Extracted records
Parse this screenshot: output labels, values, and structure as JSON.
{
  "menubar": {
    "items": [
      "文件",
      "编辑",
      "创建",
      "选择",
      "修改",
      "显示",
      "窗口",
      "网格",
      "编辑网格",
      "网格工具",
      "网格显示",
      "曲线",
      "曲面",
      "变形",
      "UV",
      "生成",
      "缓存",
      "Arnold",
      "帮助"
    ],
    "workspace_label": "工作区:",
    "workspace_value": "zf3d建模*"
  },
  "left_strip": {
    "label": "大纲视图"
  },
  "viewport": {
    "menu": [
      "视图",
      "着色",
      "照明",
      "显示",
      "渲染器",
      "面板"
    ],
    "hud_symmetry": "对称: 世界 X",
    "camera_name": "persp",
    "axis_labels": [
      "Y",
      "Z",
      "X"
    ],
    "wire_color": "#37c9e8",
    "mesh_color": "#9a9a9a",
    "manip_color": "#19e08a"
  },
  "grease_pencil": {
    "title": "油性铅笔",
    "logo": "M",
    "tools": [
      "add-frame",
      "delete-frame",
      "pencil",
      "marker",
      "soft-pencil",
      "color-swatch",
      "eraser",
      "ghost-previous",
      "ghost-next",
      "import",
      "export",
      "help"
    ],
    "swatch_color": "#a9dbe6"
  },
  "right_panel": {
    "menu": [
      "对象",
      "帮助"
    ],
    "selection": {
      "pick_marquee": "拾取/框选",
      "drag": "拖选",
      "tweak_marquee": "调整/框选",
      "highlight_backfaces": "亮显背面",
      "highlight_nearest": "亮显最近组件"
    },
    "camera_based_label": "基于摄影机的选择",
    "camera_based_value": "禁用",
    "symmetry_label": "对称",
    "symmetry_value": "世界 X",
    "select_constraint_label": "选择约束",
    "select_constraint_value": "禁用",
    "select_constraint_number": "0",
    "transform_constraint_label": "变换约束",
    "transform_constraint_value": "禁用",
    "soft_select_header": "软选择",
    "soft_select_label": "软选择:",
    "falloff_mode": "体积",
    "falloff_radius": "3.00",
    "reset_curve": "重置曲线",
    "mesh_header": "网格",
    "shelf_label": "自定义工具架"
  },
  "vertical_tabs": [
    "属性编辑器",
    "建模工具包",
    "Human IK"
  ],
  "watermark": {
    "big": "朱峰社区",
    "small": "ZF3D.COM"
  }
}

▶ [DIRECTIONS FOR THIS TASK]: Restate each of the entries above verbatim.

▶ [WRITTEN ANSWER]:
Parse this screenshot: output labels, values, and structure as JSON.
{
  "menubar": {
    "items": [
      "文件",
      "编辑",
      "创建",
      "选择",
      "修改",
      "显示",
      "窗口",
      "网格",
      "编辑网格",
      "网格工具",
      "网格显示",
      "曲线",
      "曲面",
      "变形",
      "UV",
      "生成",
      "缓存",
      "Arnold",
      "帮助"
    ],
    "workspace_label": "工作区:",
    "workspace_value": "zf3d建模*"
  },
  "left_strip": {
    "label": "大纲视图"
  },
  "viewport": {
    "menu": [
      "视图",
      "着色",
      "照明",
      "显示",
      "渲染器",
      "面板"
    ],
    "hud_symmetry": "对称: 世界 X",
    "camera_name": "persp",
    "axis_labels": [
      "Y",
      "Z",
      "X"
    ],
    "wire_color": "#37c9e8",
    "mesh_color": "#9a9a9a",
    "manip_color": "#19e08a"
  },
  "grease_pencil": {
    "title": "油性铅笔",
    "logo": "M",
    "tools": [
      "add-frame",
      "delete-frame",
      "pencil",
      "marker",
      "soft-pencil",
      "color-swatch",
      "eraser",
      "ghost-previous",
      "ghost-next",
      "import",
      "export",
      "help"
    ],
    "swatch_color": "#a9dbe6"
  },
  "right_panel": {
    "menu": [
      "对象",
      "帮助"
    ],
    "selection": {
      "pick_marquee": "拾取/框选",
      "drag": "拖选",
      "tweak_marquee": "调整/框选",
      "highlight_backfaces": "亮显背面",
      "highlight_nearest": "亮显最近组件"
    },
    "camera_based_label": "基于摄影机的选择",
    "camera_based_value": "禁用",
    "symmetry_label": "对称",
    "symmetry_value": "世界 X",
    "select_constraint_label": "选择约束",
    "select_constraint_value": "禁用",
    "select_constraint_number": "0",
    "transform_constraint_label": "变换约束",
    "transform_constraint_value": "禁用",
    "soft_select_header": "软选择",
    "soft_select_label": "软选择:",
    "falloff_mode": "体积",
    "falloff_radius": "3.00",
    "reset_curve": "重置曲线",
    "mesh_header": "网格",
    "shelf_label": "自定义工具架"
  },
  "vertical_tabs": [
    "属性编辑器",
    "建模工具包",
    "Human IK"
  ],
  "watermark": {
    "big": "朱峰社区",
    "small": "ZF3D.COM"
  }
}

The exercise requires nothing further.